[Records from a collection of figures]
# # # #
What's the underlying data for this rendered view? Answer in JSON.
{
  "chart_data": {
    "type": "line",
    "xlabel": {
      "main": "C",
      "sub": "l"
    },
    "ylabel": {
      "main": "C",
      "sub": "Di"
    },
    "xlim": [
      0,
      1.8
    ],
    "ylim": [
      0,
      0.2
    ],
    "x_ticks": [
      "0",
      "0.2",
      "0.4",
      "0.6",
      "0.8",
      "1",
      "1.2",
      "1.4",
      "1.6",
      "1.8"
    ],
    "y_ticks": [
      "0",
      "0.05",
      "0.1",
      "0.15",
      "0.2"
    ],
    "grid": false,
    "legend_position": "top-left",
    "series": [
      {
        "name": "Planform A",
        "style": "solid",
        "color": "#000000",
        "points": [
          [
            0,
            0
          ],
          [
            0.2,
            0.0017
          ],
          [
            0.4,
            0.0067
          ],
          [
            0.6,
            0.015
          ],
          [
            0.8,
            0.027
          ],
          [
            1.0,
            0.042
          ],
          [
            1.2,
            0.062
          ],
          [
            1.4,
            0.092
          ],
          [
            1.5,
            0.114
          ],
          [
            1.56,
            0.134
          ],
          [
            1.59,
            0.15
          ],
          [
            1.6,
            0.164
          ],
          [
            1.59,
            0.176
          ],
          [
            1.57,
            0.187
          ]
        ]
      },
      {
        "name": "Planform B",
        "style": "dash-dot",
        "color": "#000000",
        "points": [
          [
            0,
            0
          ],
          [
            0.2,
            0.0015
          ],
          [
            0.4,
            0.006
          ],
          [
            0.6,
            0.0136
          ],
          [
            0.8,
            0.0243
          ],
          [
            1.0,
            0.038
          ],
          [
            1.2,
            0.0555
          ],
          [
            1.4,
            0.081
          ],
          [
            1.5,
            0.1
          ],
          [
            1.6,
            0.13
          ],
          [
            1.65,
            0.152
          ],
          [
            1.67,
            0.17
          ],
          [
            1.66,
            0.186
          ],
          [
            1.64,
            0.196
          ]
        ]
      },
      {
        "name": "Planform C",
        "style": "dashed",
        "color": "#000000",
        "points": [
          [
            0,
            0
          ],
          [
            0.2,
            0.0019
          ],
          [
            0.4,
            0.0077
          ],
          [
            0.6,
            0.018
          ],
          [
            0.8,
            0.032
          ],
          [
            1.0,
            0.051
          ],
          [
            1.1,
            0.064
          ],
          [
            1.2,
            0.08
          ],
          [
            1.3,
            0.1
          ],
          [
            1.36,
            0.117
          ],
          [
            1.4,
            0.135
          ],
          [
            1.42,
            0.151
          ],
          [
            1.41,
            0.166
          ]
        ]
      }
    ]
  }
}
# # # #
▶ **EXERCISE REQUIREMENTS**
Transcribe the material above in its entirety. Match it exactly.

▶ **ANSWER TO THIS PROBLEM**
What's the underlying data for this rendered view? Answer in JSON.
{
  "chart_data": {
    "type": "line",
    "xlabel": {
      "main": "C",
      "sub": "l"
    },
    "ylabel": {
      "main": "C",
      "sub": "Di"
    },
    "xlim": [
      0,
      1.8
    ],
    "ylim": [
      0,
      0.2
    ],
    "x_ticks": [
      "0",
      "0.2",
      "0.4",
      "0.6",
      "0.8",
      "1",
      "1.2",
      "1.4",
      "1.6",
      "1.8"
    ],
    "y_ticks": [
      "0",
      "0.05",
      "0.1",
      "0.15",
      "0.2"
    ],
    "grid": false,
    "legend_position": "top-left",
    "series": [
      {
        "name": "Planform A",
        "style": "solid",
        "color": "#000000",
        "points": [
          [
            0,
            0
          ],
          [
            0.2,
            0.0017
          ],
          [
            0.4,
            0.0067
          ],
          [
            0.6,
            0.015
          ],
          [
            0.8,
            0.027
          ],
          [
            1.0,
            0.042
          ],
          [
            1.2,
            0.062
          ],
          [
            1.4,
            0.092
          ],
          [
            1.5,
            0.114
          ],
          [
            1.56,
            0.134
          ],
          [
            1.59,
            0.15
          ],
          [
            1.6,
            0.164
          ],
          [
            1.59,
            0.176
          ],
          [
            1.57,
            0.187
          ]
        ]
      },
      {
        "name": "Planform B",
        "style": "dash-dot",
        "color": "#000000",
        "points": [
          [
            0,
            0
          ],
          [
            0.2,
            0.0015
          ],
          [
            0.4,
            0.006
          ],
          [
            0.6,
            0.0136
          ],
          [
            0.8,
            0.0243
          ],
          [
            1.0,
            0.038
          ],
          [
            1.2,
            0.0555
          ],
          [
            1.4,
            0.081
          ],
          [
            1.5,
            0.1
          ],
          [
            1.6,
            0.13
          ],
          [
            1.65,
            0.152
          ],
          [
            1.67,
            0.17
          ],
          [
            1.66,
            0.186
          ],
          [
            1.64,
            0.196
          ]
        ]
      },
      {
        "name": "Planform C",
        "style": "dashed",
        "color": "#000000",
        "points": [
          [
            0,
            0
          ],
          [
            0.2,
            0.0019
          ],
          [
            0.4,
            0.0077
          ],
          [
            0.6,
            0.018
          ],
          [
            0.8,
            0.032
          ],
          [
            1.0,
            0.051
          ],
          [
            1.1,
            0.064
          ],
          [
            1.2,
            0.08
          ],
          [
            1.3,
            0.1
          ],
          [
            1.36,
            0.117
          ],
          [
            1.4,
            0.135
          ],
          [
            1.42,
            0.151
          ],
          [
            1.41,
            0.166
          ]
        ]
      }
    ]
  }
}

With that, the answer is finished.